━━━ Records shown ━━━

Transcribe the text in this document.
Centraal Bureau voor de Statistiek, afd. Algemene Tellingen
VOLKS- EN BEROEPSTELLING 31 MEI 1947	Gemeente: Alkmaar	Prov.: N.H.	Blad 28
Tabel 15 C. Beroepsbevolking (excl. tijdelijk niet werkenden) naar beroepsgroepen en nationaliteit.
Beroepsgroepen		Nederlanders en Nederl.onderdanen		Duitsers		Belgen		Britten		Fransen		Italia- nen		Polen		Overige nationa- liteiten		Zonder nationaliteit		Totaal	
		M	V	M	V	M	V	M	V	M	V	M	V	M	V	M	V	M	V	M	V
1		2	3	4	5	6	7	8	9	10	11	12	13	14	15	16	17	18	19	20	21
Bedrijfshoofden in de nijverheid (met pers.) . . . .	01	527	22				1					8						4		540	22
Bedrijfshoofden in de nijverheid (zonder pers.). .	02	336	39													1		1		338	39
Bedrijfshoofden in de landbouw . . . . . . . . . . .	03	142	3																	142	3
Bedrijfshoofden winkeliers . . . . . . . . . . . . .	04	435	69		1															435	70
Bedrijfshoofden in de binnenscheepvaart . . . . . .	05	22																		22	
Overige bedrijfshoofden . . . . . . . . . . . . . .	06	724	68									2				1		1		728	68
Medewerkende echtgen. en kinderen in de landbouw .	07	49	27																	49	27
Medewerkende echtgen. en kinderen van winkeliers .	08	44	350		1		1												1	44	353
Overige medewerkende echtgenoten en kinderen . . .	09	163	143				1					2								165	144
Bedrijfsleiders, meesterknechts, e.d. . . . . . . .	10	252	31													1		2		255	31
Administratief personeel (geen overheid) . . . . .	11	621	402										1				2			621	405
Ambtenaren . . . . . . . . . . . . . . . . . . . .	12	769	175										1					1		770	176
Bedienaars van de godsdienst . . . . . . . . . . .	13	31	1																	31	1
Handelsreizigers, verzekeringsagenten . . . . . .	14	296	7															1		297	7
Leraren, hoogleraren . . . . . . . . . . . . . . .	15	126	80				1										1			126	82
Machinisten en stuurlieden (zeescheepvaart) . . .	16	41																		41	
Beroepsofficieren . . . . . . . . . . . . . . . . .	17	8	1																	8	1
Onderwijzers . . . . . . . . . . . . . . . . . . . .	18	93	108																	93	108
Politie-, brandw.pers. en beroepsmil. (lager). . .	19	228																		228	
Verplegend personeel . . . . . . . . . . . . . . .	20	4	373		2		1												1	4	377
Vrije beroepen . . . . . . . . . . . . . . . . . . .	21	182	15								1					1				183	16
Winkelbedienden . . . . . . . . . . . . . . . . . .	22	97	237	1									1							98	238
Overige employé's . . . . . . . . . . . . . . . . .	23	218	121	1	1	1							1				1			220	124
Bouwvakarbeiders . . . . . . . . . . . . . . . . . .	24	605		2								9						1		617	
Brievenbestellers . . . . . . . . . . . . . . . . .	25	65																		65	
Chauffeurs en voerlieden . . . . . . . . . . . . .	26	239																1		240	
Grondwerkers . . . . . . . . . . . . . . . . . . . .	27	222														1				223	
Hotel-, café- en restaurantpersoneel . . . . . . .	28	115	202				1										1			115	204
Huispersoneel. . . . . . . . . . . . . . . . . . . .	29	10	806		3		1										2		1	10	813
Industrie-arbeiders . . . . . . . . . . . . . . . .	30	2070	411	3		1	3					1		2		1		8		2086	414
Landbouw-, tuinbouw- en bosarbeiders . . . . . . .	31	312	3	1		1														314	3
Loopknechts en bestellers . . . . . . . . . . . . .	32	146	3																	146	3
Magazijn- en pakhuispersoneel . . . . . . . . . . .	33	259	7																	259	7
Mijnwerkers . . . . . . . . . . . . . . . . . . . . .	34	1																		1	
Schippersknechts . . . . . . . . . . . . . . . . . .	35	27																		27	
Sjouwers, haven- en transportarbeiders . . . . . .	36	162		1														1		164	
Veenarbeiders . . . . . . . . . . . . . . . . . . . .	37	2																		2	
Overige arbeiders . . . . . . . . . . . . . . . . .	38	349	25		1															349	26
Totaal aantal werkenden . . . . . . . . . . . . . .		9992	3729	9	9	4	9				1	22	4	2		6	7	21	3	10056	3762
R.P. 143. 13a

━━━

#### Request:
Identify which lines contain the word "kinderen" and copy each one.

#### Result:
Medewerkende echtgen. en kinderen in de landbouw .	07	49	27																	49	27
Medewerkende echtgen. en kinderen van winkeliers .	08	44	350		1		1												1	44	353
Overige medewerkende echtgenoten en kinderen . . .	09	163	143				1					2								165	144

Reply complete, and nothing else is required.